**Exercise description:** Copy the passage about joining the Foundation, starting at "I bring this" and ending at "has ever been.", but swap "mission" for "purpose".

**Given passage:**
## start

After my time in Indianapolis, I came back home to New York City and received a unique opportunity, securing a position as a philanthropic relationship manager at U.S. Trust/Bank of America Private Wealth Management. There, I partnered with high net worth individuals and their families, as well as nonprofit organizations, to develop, pursue, and realize their philanthropic goals. I cherished those relationships and was constantly inspired by individuals, families, and organizations who wanted to transmit their social values and strategically deploy philanthropic resources to positively impact communities. Being of service to and connecting with philanthropically minded individuals and their families was a great privilege.

The opportunity I now have to serve as a Program Officer at The John A. Hartford Foundation is a tremendous one. I am grateful beyond measure to the Foundation for welcoming me. The leadership and the staff are some of the most thoughtful, intelligent, caring people I have ever met.

My new position is important to me personally, as well as professionally. Like so many others, I find that as I get older, so do those who raised me. My mother, the cornerstone and matriarch of our family, looks to me for guidance and support as she contemplates retirement and navigates the complex health care systems that she, with more frequency, now finds herself accessing for care. It is my responsibility to ensure that she receives the best care possible and ages with grace, dignity, and surrounded by love.

I bring this same responsibility to my work at the Foundation. The mission is as important to older adults and all of our families as it has ever been.

## end

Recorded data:
## start

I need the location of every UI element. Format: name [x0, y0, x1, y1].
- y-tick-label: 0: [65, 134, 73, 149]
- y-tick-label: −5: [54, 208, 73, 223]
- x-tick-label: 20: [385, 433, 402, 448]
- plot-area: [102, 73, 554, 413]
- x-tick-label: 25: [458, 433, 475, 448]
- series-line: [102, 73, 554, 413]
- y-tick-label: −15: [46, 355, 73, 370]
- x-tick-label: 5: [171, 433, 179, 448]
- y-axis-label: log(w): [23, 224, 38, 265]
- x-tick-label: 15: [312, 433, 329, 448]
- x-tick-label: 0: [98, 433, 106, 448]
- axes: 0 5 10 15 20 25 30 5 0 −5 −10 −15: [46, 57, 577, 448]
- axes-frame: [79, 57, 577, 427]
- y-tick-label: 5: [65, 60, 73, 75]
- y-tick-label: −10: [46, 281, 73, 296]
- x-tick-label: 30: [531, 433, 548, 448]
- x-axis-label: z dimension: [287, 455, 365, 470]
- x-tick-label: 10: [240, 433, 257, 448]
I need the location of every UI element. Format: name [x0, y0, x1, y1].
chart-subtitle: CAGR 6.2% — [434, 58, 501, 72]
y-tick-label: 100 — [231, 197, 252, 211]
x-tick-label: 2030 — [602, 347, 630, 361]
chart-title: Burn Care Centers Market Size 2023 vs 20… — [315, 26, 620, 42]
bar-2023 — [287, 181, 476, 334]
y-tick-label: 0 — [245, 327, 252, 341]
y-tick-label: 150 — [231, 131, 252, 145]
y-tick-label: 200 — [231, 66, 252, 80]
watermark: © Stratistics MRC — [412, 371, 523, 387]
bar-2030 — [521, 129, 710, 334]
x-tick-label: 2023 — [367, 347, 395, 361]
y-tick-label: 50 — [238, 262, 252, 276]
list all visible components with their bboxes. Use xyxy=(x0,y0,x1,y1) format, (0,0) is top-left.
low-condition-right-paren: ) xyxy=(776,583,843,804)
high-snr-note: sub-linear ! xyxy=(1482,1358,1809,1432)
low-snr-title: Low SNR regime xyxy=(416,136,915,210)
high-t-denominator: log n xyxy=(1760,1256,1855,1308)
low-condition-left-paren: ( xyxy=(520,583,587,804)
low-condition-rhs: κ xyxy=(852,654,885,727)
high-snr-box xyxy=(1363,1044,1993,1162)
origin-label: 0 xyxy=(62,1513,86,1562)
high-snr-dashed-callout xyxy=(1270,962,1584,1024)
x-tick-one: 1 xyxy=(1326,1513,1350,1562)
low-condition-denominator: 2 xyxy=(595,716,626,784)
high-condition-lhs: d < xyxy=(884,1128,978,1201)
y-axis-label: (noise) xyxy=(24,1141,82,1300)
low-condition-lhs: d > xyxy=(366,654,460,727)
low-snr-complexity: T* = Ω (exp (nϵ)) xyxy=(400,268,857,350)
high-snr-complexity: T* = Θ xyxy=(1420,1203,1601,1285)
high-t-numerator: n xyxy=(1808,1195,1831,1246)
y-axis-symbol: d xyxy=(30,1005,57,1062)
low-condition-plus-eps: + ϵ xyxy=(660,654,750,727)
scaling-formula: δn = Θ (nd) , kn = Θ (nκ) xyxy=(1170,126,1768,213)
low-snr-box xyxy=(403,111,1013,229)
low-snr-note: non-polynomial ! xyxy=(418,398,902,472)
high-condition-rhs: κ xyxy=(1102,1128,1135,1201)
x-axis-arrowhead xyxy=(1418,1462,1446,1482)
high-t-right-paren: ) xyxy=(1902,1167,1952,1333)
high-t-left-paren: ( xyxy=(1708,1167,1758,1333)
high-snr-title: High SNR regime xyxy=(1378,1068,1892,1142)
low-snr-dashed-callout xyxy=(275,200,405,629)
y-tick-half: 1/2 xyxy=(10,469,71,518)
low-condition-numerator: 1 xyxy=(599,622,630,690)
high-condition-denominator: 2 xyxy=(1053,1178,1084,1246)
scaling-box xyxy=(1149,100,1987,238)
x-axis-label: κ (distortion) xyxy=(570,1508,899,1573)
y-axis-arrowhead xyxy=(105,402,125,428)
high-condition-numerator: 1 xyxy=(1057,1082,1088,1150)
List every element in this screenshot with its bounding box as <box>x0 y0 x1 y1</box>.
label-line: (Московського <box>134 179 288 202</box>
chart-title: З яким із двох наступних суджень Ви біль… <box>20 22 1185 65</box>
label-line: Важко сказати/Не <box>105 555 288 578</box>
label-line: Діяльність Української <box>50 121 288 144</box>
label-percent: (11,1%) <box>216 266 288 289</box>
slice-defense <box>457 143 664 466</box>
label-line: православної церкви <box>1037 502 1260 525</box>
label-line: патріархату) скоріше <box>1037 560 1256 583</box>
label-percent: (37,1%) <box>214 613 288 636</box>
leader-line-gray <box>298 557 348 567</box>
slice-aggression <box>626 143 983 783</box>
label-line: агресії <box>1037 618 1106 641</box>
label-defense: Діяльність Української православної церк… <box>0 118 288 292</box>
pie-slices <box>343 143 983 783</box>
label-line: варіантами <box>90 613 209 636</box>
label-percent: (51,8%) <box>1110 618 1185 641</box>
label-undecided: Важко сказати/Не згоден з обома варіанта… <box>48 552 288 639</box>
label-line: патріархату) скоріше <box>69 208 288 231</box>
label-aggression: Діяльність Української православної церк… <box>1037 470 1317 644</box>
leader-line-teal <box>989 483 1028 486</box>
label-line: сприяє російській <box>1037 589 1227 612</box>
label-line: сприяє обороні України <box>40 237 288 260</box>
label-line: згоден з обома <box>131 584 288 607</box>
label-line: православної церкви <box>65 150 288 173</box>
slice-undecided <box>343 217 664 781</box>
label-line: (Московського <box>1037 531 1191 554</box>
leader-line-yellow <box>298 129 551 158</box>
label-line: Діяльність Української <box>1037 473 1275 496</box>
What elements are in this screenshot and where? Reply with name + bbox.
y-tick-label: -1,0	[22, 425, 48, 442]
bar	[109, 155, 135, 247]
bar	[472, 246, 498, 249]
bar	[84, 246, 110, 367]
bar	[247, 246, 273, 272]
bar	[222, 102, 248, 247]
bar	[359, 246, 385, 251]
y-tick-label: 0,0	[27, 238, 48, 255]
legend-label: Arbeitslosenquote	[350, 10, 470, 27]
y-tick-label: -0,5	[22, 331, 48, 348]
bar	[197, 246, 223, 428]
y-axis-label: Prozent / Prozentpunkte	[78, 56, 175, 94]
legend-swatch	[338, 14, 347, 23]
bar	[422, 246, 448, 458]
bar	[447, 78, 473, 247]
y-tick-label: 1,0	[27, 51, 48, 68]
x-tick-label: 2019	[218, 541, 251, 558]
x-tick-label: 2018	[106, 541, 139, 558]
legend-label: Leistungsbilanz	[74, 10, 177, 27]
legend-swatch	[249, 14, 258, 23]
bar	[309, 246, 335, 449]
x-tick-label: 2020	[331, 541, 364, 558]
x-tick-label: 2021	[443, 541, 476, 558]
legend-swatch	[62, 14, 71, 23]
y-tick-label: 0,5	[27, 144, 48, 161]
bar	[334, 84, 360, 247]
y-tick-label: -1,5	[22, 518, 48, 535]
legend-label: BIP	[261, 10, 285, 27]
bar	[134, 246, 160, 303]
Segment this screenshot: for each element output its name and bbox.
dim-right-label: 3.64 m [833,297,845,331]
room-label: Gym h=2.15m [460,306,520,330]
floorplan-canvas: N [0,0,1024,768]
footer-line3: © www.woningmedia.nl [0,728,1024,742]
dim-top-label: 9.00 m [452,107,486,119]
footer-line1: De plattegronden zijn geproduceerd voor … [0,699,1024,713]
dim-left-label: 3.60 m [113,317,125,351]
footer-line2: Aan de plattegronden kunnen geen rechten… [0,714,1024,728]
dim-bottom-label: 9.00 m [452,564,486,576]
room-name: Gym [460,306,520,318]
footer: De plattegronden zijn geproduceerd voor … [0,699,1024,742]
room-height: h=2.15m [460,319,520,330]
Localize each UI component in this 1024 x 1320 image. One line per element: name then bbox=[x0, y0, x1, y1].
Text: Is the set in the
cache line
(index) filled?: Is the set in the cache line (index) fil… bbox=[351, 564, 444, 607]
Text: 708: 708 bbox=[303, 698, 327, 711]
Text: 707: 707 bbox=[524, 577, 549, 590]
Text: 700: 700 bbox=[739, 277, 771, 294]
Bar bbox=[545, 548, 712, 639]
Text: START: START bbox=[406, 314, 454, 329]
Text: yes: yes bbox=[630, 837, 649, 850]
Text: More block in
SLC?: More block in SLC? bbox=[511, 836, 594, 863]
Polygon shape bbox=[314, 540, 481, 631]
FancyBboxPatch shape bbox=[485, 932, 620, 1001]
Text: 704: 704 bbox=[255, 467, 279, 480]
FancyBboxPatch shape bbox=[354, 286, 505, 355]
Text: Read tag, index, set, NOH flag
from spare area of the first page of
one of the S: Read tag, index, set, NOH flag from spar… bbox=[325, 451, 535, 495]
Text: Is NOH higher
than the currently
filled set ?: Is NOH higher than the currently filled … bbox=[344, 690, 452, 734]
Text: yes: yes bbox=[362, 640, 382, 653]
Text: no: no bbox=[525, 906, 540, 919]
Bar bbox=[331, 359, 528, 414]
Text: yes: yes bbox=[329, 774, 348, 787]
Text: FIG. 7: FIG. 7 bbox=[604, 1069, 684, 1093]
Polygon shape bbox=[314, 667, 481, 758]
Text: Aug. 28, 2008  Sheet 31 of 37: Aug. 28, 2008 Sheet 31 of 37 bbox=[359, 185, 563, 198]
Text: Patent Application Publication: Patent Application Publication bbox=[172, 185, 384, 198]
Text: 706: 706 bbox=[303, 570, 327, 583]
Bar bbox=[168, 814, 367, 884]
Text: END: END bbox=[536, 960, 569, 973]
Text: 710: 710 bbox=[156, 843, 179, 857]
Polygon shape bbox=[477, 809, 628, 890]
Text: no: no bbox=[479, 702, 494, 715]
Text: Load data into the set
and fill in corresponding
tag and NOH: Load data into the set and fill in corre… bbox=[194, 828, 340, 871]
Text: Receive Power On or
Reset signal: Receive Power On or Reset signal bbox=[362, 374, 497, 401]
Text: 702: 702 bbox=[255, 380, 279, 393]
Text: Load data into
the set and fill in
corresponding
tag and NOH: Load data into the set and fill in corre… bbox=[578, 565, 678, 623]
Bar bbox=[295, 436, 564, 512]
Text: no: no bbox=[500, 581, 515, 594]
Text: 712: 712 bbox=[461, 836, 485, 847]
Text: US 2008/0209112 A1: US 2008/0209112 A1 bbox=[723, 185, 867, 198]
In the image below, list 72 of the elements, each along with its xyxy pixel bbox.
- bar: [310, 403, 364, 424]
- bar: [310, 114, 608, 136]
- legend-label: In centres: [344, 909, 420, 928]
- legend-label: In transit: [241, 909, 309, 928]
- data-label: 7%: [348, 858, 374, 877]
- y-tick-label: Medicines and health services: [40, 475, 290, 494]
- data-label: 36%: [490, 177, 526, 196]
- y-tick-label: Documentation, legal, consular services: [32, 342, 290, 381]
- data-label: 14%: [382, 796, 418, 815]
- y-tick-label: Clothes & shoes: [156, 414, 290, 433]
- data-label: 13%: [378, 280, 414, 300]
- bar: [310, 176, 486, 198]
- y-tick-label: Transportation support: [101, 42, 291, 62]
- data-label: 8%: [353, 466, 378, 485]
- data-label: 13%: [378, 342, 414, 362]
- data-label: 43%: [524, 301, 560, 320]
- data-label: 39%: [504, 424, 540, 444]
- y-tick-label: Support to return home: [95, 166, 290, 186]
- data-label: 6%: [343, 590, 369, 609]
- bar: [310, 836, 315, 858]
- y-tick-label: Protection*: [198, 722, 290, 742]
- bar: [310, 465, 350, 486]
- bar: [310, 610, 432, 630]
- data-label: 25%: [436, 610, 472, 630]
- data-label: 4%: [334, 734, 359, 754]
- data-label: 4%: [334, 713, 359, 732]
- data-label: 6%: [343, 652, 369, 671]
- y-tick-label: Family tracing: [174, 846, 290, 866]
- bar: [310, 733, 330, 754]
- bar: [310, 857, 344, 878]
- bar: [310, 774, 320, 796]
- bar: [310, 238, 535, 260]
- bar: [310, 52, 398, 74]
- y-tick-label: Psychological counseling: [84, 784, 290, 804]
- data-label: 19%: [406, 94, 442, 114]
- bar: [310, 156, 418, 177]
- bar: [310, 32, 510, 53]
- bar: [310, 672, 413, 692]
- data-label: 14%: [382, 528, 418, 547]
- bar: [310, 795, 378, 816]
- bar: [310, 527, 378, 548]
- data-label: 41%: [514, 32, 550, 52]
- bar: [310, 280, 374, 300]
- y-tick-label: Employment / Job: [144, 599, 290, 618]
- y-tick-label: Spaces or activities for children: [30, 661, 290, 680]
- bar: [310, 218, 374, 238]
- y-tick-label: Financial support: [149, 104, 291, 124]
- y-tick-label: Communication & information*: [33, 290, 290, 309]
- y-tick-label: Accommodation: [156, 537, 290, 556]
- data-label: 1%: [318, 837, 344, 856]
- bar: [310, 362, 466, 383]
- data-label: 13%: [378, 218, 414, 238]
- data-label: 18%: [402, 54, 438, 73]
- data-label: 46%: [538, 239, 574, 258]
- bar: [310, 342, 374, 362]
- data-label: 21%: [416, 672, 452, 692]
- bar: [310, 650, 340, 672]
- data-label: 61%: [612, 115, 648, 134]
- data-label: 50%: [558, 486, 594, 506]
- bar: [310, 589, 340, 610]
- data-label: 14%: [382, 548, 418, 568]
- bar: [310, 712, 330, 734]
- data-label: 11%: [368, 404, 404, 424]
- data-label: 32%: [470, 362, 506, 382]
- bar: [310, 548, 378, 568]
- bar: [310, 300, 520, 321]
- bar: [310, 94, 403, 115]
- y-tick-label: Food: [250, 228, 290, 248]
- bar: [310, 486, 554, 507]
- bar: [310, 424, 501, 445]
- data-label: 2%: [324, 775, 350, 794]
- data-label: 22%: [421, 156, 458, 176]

## end

**Worked answer:**
I bring this same responsibility to my work at the Foundation. The purpose is as important to older adults and all of our families as it has ever been.